YOUR GOAL:
Show each line of the data below that has the string "color" in it.

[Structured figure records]
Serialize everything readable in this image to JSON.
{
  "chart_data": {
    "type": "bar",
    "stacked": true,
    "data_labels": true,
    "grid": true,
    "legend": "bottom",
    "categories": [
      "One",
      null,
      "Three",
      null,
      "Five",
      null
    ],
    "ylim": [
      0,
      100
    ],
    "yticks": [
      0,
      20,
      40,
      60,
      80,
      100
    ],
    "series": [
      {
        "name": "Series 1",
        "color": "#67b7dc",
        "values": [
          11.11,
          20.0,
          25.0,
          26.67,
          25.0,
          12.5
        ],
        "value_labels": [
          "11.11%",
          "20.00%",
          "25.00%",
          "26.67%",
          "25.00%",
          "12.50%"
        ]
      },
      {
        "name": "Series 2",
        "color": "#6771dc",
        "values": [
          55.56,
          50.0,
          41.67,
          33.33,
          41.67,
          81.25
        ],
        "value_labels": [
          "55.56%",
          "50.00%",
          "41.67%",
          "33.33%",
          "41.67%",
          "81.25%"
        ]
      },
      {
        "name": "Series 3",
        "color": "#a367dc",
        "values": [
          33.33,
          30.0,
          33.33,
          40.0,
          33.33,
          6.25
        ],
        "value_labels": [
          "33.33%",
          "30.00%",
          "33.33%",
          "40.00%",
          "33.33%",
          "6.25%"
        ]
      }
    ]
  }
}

OUTPUT:
        "color": "#67b7dc",
        "color": "#6771dc",
        "color": "#a367dc",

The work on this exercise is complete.